DIRECTION – Without the images, write out all of the following entries exactly.

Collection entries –
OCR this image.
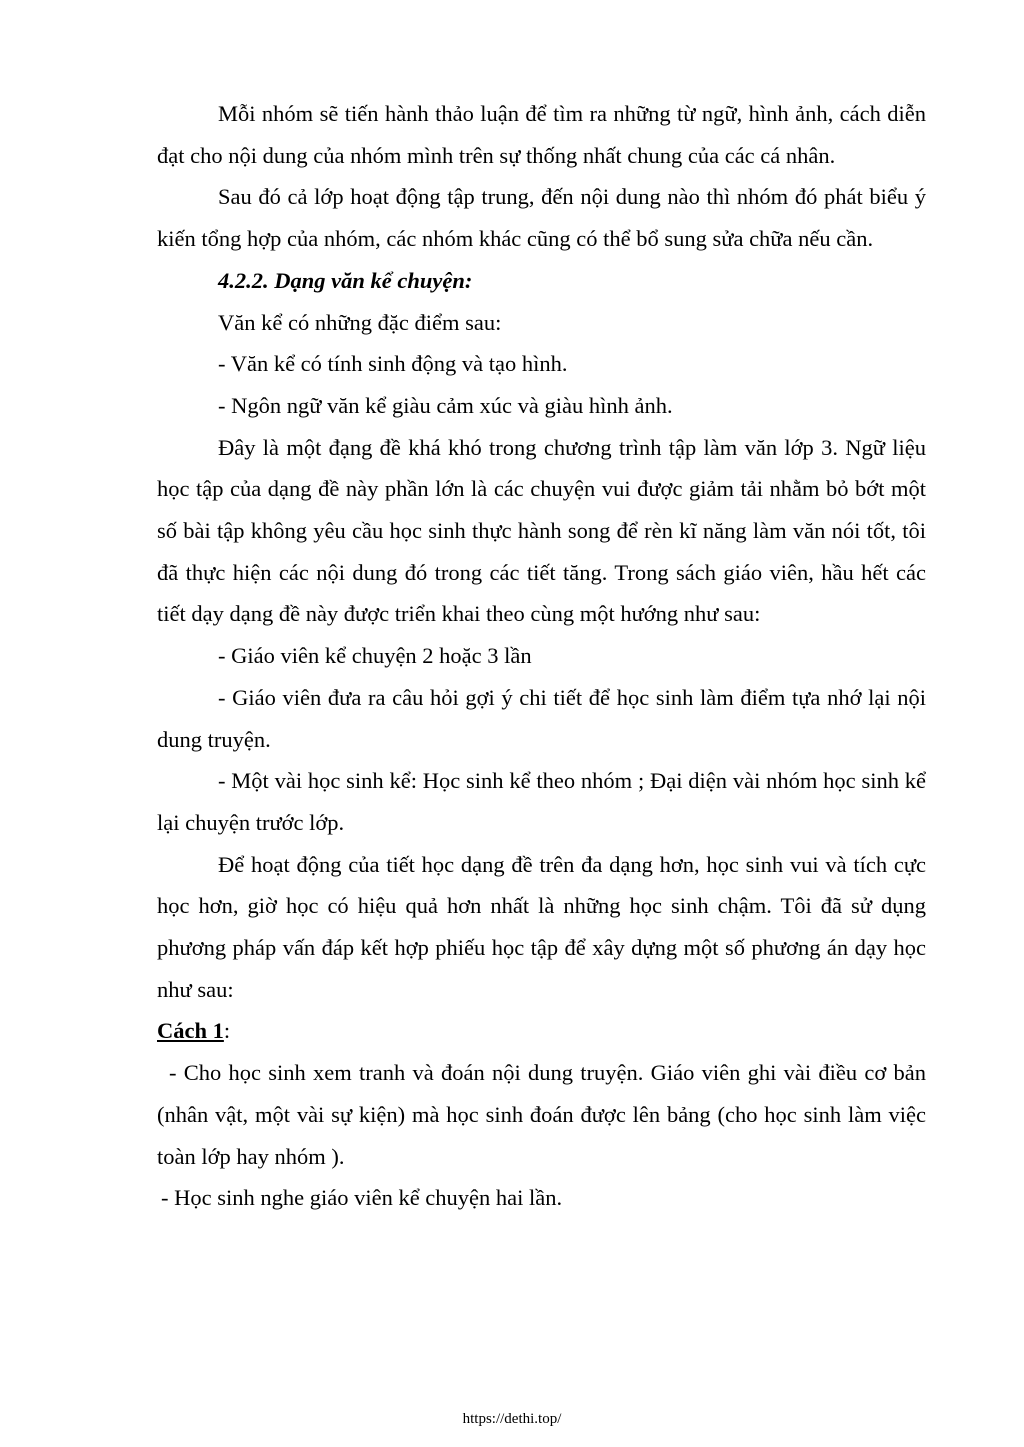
Mỗi nhóm sẽ tiến hành thảo luận để tìm ra những từ ngữ, hình ảnh, cách diễn đạt cho nội dung của nhóm mình trên sự thống nhất chung của các cá nhân.

Sau đó cả lớp hoạt động tập trung, đến nội dung nào thì nhóm đó phát biểu ý kiến tổng hợp của nhóm, các nhóm khác cũng có thể bổ sung sửa chữa nếu cần.

4.2.2. Dạng văn kể chuyện:

Văn kể có những đặc điểm sau:

- Văn kể có tính sinh động và tạo hình.

- Ngôn ngữ văn kể giàu cảm xúc và giàu hình ảnh.

Đây là một đạng đề khá khó trong chương trình tập làm văn lớp 3. Ngữ liệu học tập của dạng đề này phần lớn là các chuyện vui được giảm tải nhằm bỏ bớt một số bài tập không yêu cầu học sinh thực hành song để rèn kĩ năng làm văn nói tốt, tôi đã thực hiện các nội dung đó trong các tiết tăng. Trong sách giáo viên, hầu hết các tiết dạy dạng đề này được triển khai theo cùng một hướng như sau:

- Giáo viên kể chuyện 2 hoặc 3 lần

- Giáo viên đưa ra câu hỏi gợi ý chi tiết để học sinh làm điểm tựa nhớ lại nội dung truyện.

- Một vài học sinh kể: Học sinh kể theo nhóm ; Đại diện vài nhóm học sinh kể lại chuyện trước lớp.

Để hoạt động của tiết học dạng đề trên đa dạng hơn, học sinh vui và tích cực học hơn, giờ học có hiệu quả hơn nhất là những học sinh chậm. Tôi đã sử dụng phương pháp vấn đáp kết hợp phiếu học tập để xây dựng một số phương án dạy học như sau:

Cách 1:

- Cho học sinh xem tranh và đoán nội dung truyện. Giáo viên ghi vài điều cơ bản (nhân vật, một vài sự kiện) mà học sinh đoán được lên bảng (cho học sinh làm việc toàn lớp hay nhóm ).

- Học sinh nghe giáo viên kể chuyện hai lần.

https://dethi.top/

WRITTEN RESPONSE –
OCR this image.
Mỗi nhóm sẽ tiến hành thảo luận để tìm ra những từ ngữ, hình ảnh, cách diễn đạt cho nội dung của nhóm mình trên sự thống nhất chung của các cá nhân.

Sau đó cả lớp hoạt động tập trung, đến nội dung nào thì nhóm đó phát biểu ý kiến tổng hợp của nhóm, các nhóm khác cũng có thể bổ sung sửa chữa nếu cần.

4.2.2. Dạng văn kể chuyện:

Văn kể có những đặc điểm sau:

- Văn kể có tính sinh động và tạo hình.

- Ngôn ngữ văn kể giàu cảm xúc và giàu hình ảnh.

Đây là một đạng đề khá khó trong chương trình tập làm văn lớp 3. Ngữ liệu học tập của dạng đề này phần lớn là các chuyện vui được giảm tải nhằm bỏ bớt một số bài tập không yêu cầu học sinh thực hành song để rèn kĩ năng làm văn nói tốt, tôi đã thực hiện các nội dung đó trong các tiết tăng. Trong sách giáo viên, hầu hết các tiết dạy dạng đề này được triển khai theo cùng một hướng như sau:

- Giáo viên kể chuyện 2 hoặc 3 lần

- Giáo viên đưa ra câu hỏi gợi ý chi tiết để học sinh làm điểm tựa nhớ lại nội dung truyện.

- Một vài học sinh kể: Học sinh kể theo nhóm ; Đại diện vài nhóm học sinh kể lại chuyện trước lớp.

Để hoạt động của tiết học dạng đề trên đa dạng hơn, học sinh vui và tích cực học hơn, giờ học có hiệu quả hơn nhất là những học sinh chậm. Tôi đã sử dụng phương pháp vấn đáp kết hợp phiếu học tập để xây dựng một số phương án dạy học như sau:

Cách 1:

- Cho học sinh xem tranh và đoán nội dung truyện. Giáo viên ghi vài điều cơ bản (nhân vật, một vài sự kiện) mà học sinh đoán được lên bảng (cho học sinh làm việc toàn lớp hay nhóm ).

- Học sinh nghe giáo viên kể chuyện hai lần.

https://dethi.top/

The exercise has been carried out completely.